SET TASK
Using the records below, locate all lines containing "Pain" and return them.

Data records
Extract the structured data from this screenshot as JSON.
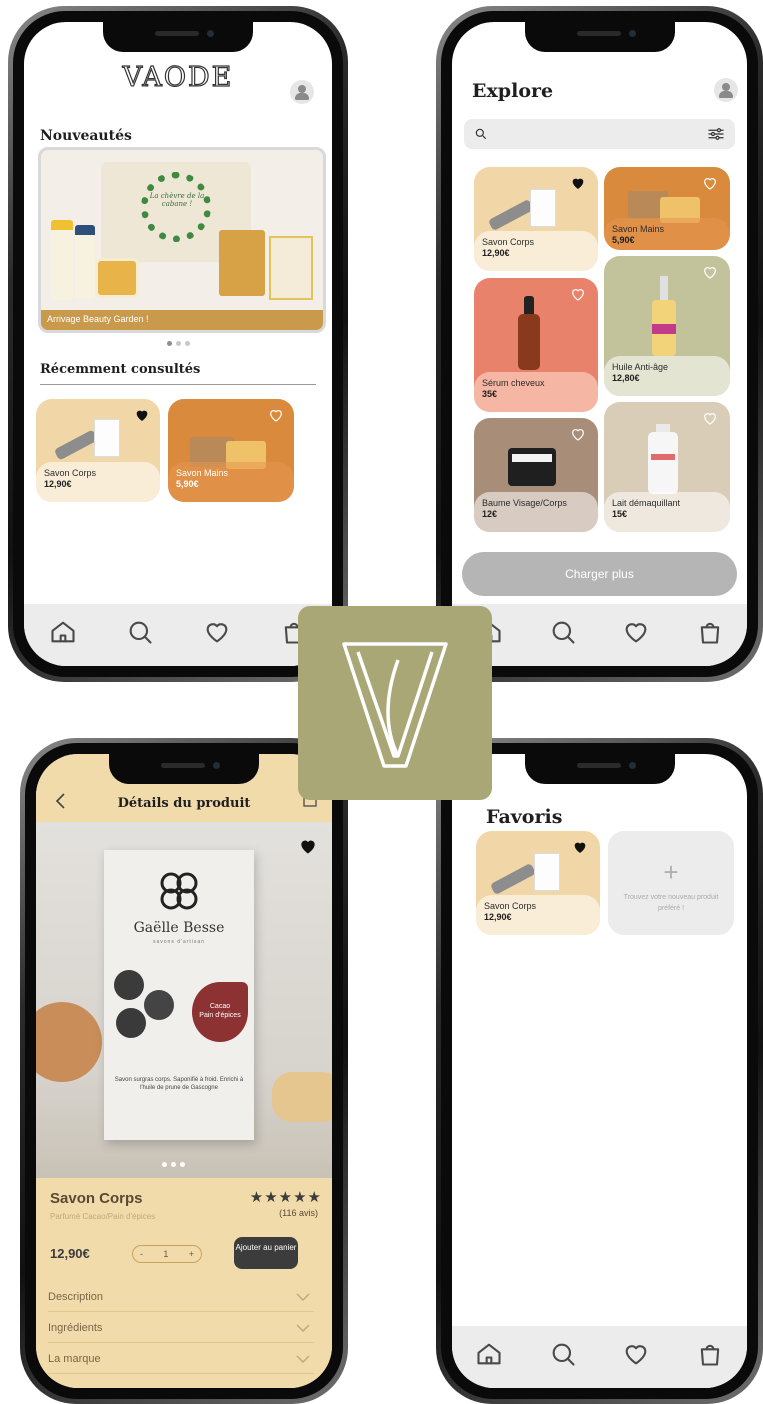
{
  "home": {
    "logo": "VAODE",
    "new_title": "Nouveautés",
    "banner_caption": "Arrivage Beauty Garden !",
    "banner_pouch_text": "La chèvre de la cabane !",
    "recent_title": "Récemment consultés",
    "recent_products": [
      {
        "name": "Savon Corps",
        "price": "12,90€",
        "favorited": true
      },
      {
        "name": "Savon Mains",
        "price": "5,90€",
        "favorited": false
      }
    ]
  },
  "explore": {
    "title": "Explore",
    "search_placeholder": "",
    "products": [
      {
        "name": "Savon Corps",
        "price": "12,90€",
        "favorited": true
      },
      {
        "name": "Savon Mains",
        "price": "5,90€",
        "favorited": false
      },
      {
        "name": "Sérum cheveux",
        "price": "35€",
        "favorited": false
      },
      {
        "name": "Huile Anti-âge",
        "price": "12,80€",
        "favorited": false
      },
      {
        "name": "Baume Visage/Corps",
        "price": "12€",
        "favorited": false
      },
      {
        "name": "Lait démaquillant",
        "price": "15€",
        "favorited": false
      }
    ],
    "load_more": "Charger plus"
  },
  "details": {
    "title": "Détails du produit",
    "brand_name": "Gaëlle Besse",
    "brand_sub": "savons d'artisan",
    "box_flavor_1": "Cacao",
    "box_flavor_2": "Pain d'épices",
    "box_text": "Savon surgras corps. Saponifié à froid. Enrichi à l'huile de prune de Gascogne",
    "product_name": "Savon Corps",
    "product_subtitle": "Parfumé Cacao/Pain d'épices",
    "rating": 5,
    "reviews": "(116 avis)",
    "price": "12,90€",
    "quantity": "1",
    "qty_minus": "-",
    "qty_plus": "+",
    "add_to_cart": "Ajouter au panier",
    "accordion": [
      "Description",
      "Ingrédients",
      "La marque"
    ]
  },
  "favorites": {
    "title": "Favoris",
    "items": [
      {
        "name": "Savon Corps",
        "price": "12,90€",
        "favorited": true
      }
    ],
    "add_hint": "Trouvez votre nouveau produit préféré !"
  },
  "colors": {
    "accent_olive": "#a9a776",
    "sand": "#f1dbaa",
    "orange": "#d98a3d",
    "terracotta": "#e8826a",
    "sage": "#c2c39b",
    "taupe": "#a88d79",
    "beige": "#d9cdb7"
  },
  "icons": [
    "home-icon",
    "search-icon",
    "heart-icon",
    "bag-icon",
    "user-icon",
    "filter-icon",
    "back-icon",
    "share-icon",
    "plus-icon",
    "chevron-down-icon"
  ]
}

PROBLEM SOLUTION
    "box_flavor_2": "Pain d'épices",
    "product_subtitle": "Parfumé Cacao/Pain d'épices",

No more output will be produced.